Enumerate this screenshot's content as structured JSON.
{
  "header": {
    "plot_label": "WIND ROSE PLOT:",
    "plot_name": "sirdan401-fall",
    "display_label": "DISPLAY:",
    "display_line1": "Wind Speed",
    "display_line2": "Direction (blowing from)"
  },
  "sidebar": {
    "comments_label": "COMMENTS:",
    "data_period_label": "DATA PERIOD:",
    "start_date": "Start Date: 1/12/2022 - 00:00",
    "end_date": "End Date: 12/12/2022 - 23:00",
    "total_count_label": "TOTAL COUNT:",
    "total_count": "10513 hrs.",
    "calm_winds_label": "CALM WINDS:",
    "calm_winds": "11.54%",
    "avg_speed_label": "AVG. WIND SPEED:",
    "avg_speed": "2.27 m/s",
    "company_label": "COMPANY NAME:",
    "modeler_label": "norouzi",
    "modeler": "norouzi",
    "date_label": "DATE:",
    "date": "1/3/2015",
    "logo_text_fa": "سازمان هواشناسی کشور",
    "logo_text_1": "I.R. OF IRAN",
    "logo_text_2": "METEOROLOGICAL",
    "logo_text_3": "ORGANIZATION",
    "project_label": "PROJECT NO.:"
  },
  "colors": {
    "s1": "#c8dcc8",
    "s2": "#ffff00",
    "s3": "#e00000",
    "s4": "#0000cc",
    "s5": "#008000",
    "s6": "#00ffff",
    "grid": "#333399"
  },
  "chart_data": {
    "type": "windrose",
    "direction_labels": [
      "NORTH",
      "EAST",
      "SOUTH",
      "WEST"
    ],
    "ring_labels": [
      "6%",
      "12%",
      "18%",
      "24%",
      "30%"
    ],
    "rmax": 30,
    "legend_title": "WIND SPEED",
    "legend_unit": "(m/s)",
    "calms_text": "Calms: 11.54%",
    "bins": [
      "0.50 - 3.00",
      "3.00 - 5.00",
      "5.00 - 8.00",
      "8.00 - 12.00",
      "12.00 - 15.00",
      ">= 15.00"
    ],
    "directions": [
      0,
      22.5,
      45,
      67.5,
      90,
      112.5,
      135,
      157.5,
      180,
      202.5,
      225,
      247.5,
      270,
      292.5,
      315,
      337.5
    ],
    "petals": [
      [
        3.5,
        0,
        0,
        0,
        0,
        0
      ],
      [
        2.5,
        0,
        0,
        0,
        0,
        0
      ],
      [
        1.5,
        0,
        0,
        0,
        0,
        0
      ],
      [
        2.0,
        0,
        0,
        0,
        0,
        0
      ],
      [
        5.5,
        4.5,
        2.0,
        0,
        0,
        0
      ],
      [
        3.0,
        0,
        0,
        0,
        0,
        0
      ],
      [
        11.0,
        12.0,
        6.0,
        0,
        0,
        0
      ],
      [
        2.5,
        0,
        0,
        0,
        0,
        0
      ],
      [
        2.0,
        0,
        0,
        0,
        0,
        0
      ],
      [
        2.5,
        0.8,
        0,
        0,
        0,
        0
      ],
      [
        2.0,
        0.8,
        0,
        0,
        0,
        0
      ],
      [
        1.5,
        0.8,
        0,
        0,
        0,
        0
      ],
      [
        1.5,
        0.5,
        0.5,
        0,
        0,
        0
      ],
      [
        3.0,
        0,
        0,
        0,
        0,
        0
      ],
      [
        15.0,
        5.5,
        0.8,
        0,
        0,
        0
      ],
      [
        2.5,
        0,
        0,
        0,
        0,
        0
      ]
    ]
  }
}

Task prompt: Write the listing out again, exactly as it reads.

The solution:
Enumerate this screenshot's content as structured JSON.
{
  "header": {
    "plot_label": "WIND ROSE PLOT:",
    "plot_name": "sirdan401-fall",
    "display_label": "DISPLAY:",
    "display_line1": "Wind Speed",
    "display_line2": "Direction (blowing from)"
  },
  "sidebar": {
    "comments_label": "COMMENTS:",
    "data_period_label": "DATA PERIOD:",
    "start_date": "Start Date: 1/12/2022 - 00:00",
    "end_date": "End Date: 12/12/2022 - 23:00",
    "total_count_label": "TOTAL COUNT:",
    "total_count": "10513 hrs.",
    "calm_winds_label": "CALM WINDS:",
    "calm_winds": "11.54%",
    "avg_speed_label": "AVG. WIND SPEED:",
    "avg_speed": "2.27 m/s",
    "company_label": "COMPANY NAME:",
    "modeler_label": "norouzi",
    "modeler": "norouzi",
    "date_label": "DATE:",
    "date": "1/3/2015",
    "logo_text_fa": "سازمان هواشناسی کشور",
    "logo_text_1": "I.R. OF IRAN",
    "logo_text_2": "METEOROLOGICAL",
    "logo_text_3": "ORGANIZATION",
    "project_label": "PROJECT NO.:"
  },
  "colors": {
    "s1": "#c8dcc8",
    "s2": "#ffff00",
    "s3": "#e00000",
    "s4": "#0000cc",
    "s5": "#008000",
    "s6": "#00ffff",
    "grid": "#333399"
  },
  "chart_data": {
    "type": "windrose",
    "direction_labels": [
      "NORTH",
      "EAST",
      "SOUTH",
      "WEST"
    ],
    "ring_labels": [
      "6%",
      "12%",
      "18%",
      "24%",
      "30%"
    ],
    "rmax": 30,
    "legend_title": "WIND SPEED",
    "legend_unit": "(m/s)",
    "calms_text": "Calms: 11.54%",
    "bins": [
      "0.50 - 3.00",
      "3.00 - 5.00",
      "5.00 - 8.00",
      "8.00 - 12.00",
      "12.00 - 15.00",
      ">= 15.00"
    ],
    "directions": [
      0,
      22.5,
      45,
      67.5,
      90,
      112.5,
      135,
      157.5,
      180,
      202.5,
      225,
      247.5,
      270,
      292.5,
      315,
      337.5
    ],
    "petals": [
      [
        3.5,
        0,
        0,
        0,
        0,
        0
      ],
      [
        2.5,
        0,
        0,
        0,
        0,
        0
      ],
      [
        1.5,
        0,
        0,
        0,
        0,
        0
      ],
      [
        2.0,
        0,
        0,
        0,
        0,
        0
      ],
      [
        5.5,
        4.5,
        2.0,
        0,
        0,
        0
      ],
      [
        3.0,
        0,
        0,
        0,
        0,
        0
      ],
      [
        11.0,
        12.0,
        6.0,
        0,
        0,
        0
      ],
      [
        2.5,
        0,
        0,
        0,
        0,
        0
      ],
      [
        2.0,
        0,
        0,
        0,
        0,
        0
      ],
      [
        2.5,
        0.8,
        0,
        0,
        0,
        0
      ],
      [
        2.0,
        0.8,
        0,
        0,
        0,
        0
      ],
      [
        1.5,
        0.8,
        0,
        0,
        0,
        0
      ],
      [
        1.5,
        0.5,
        0.5,
        0,
        0,
        0
      ],
      [
        3.0,
        0,
        0,
        0,
        0,
        0
      ],
      [
        15.0,
        5.5,
        0.8,
        0,
        0,
        0
      ],
      [
        2.5,
        0,
        0,
        0,
        0,
        0
      ]
    ]
  }
}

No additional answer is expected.